## TO DO
Reproduce the records below exactly as they appear.

## MATERIALS PROVIDED
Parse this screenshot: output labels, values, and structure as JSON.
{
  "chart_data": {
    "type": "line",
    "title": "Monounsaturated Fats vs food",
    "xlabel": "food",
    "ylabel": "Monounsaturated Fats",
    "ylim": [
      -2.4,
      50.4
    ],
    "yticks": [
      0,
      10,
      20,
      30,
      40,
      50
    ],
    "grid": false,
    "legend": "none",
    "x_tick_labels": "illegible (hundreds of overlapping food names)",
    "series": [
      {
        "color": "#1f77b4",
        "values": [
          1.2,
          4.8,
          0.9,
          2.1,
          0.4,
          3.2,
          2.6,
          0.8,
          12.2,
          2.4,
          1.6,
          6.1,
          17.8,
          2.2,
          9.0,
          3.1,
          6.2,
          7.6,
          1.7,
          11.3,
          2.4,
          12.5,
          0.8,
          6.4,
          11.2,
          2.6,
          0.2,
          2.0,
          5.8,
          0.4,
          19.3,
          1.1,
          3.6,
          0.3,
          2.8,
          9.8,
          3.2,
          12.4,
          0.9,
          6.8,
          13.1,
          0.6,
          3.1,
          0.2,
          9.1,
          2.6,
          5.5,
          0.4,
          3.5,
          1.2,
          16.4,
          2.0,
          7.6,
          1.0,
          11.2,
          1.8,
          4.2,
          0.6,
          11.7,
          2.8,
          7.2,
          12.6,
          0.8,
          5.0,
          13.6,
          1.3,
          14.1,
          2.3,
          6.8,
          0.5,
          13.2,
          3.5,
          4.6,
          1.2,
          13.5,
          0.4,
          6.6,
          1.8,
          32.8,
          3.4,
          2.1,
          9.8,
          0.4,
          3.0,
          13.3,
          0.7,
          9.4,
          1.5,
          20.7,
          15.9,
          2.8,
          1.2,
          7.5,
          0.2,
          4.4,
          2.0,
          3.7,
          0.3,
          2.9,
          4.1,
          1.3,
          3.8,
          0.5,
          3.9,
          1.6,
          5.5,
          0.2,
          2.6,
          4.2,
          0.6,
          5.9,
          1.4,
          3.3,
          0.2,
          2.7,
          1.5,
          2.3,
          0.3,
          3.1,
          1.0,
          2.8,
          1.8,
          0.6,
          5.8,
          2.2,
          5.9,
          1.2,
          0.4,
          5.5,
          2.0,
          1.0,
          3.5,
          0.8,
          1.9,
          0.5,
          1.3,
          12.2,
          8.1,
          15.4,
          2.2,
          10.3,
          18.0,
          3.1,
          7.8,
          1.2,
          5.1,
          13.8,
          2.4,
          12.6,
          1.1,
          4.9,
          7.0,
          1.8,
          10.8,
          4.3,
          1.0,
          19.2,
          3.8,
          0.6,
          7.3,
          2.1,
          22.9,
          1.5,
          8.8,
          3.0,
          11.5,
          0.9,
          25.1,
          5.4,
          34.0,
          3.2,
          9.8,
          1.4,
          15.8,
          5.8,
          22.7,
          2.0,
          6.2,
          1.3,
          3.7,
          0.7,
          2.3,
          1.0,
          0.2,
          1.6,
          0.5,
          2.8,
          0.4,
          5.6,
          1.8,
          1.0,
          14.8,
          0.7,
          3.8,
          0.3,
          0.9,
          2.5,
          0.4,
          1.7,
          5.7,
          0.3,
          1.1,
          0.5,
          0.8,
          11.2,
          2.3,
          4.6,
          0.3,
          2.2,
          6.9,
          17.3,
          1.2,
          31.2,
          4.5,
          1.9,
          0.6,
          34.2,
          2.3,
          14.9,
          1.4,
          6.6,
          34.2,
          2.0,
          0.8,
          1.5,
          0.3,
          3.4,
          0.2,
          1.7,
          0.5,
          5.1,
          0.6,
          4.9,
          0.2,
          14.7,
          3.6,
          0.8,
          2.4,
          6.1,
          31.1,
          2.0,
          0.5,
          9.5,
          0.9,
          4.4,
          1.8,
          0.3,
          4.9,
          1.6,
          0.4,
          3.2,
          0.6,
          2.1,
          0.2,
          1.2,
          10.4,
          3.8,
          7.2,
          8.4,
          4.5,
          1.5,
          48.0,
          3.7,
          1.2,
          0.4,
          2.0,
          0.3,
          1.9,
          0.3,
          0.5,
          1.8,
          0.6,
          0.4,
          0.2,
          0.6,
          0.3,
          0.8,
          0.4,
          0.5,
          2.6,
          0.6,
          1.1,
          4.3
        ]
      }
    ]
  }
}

## RESPONSE TO THIS EXERCISE
Parse this screenshot: output labels, values, and structure as JSON.
{
  "chart_data": {
    "type": "line",
    "title": "Monounsaturated Fats vs food",
    "xlabel": "food",
    "ylabel": "Monounsaturated Fats",
    "ylim": [
      -2.4,
      50.4
    ],
    "yticks": [
      0,
      10,
      20,
      30,
      40,
      50
    ],
    "grid": false,
    "legend": "none",
    "x_tick_labels": "illegible (hundreds of overlapping food names)",
    "series": [
      {
        "color": "#1f77b4",
        "values": [
          1.2,
          4.8,
          0.9,
          2.1,
          0.4,
          3.2,
          2.6,
          0.8,
          12.2,
          2.4,
          1.6,
          6.1,
          17.8,
          2.2,
          9.0,
          3.1,
          6.2,
          7.6,
          1.7,
          11.3,
          2.4,
          12.5,
          0.8,
          6.4,
          11.2,
          2.6,
          0.2,
          2.0,
          5.8,
          0.4,
          19.3,
          1.1,
          3.6,
          0.3,
          2.8,
          9.8,
          3.2,
          12.4,
          0.9,
          6.8,
          13.1,
          0.6,
          3.1,
          0.2,
          9.1,
          2.6,
          5.5,
          0.4,
          3.5,
          1.2,
          16.4,
          2.0,
          7.6,
          1.0,
          11.2,
          1.8,
          4.2,
          0.6,
          11.7,
          2.8,
          7.2,
          12.6,
          0.8,
          5.0,
          13.6,
          1.3,
          14.1,
          2.3,
          6.8,
          0.5,
          13.2,
          3.5,
          4.6,
          1.2,
          13.5,
          0.4,
          6.6,
          1.8,
          32.8,
          3.4,
          2.1,
          9.8,
          0.4,
          3.0,
          13.3,
          0.7,
          9.4,
          1.5,
          20.7,
          15.9,
          2.8,
          1.2,
          7.5,
          0.2,
          4.4,
          2.0,
          3.7,
          0.3,
          2.9,
          4.1,
          1.3,
          3.8,
          0.5,
          3.9,
          1.6,
          5.5,
          0.2,
          2.6,
          4.2,
          0.6,
          5.9,
          1.4,
          3.3,
          0.2,
          2.7,
          1.5,
          2.3,
          0.3,
          3.1,
          1.0,
          2.8,
          1.8,
          0.6,
          5.8,
          2.2,
          5.9,
          1.2,
          0.4,
          5.5,
          2.0,
          1.0,
          3.5,
          0.8,
          1.9,
          0.5,
          1.3,
          12.2,
          8.1,
          15.4,
          2.2,
          10.3,
          18.0,
          3.1,
          7.8,
          1.2,
          5.1,
          13.8,
          2.4,
          12.6,
          1.1,
          4.9,
          7.0,
          1.8,
          10.8,
          4.3,
          1.0,
          19.2,
          3.8,
          0.6,
          7.3,
          2.1,
          22.9,
          1.5,
          8.8,
          3.0,
          11.5,
          0.9,
          25.1,
          5.4,
          34.0,
          3.2,
          9.8,
          1.4,
          15.8,
          5.8,
          22.7,
          2.0,
          6.2,
          1.3,
          3.7,
          0.7,
          2.3,
          1.0,
          0.2,
          1.6,
          0.5,
          2.8,
          0.4,
          5.6,
          1.8,
          1.0,
          14.8,
          0.7,
          3.8,
          0.3,
          0.9,
          2.5,
          0.4,
          1.7,
          5.7,
          0.3,
          1.1,
          0.5,
          0.8,
          11.2,
          2.3,
          4.6,
          0.3,
          2.2,
          6.9,
          17.3,
          1.2,
          31.2,
          4.5,
          1.9,
          0.6,
          34.2,
          2.3,
          14.9,
          1.4,
          6.6,
          34.2,
          2.0,
          0.8,
          1.5,
          0.3,
          3.4,
          0.2,
          1.7,
          0.5,
          5.1,
          0.6,
          4.9,
          0.2,
          14.7,
          3.6,
          0.8,
          2.4,
          6.1,
          31.1,
          2.0,
          0.5,
          9.5,
          0.9,
          4.4,
          1.8,
          0.3,
          4.9,
          1.6,
          0.4,
          3.2,
          0.6,
          2.1,
          0.2,
          1.2,
          10.4,
          3.8,
          7.2,
          8.4,
          4.5,
          1.5,
          48.0,
          3.7,
          1.2,
          0.4,
          2.0,
          0.3,
          1.9,
          0.3,
          0.5,
          1.8,
          0.6,
          0.4,
          0.2,
          0.6,
          0.3,
          0.8,
          0.4,
          0.5,
          2.6,
          0.6,
          1.1,
          4.3
        ]
      }
    ]
  }
}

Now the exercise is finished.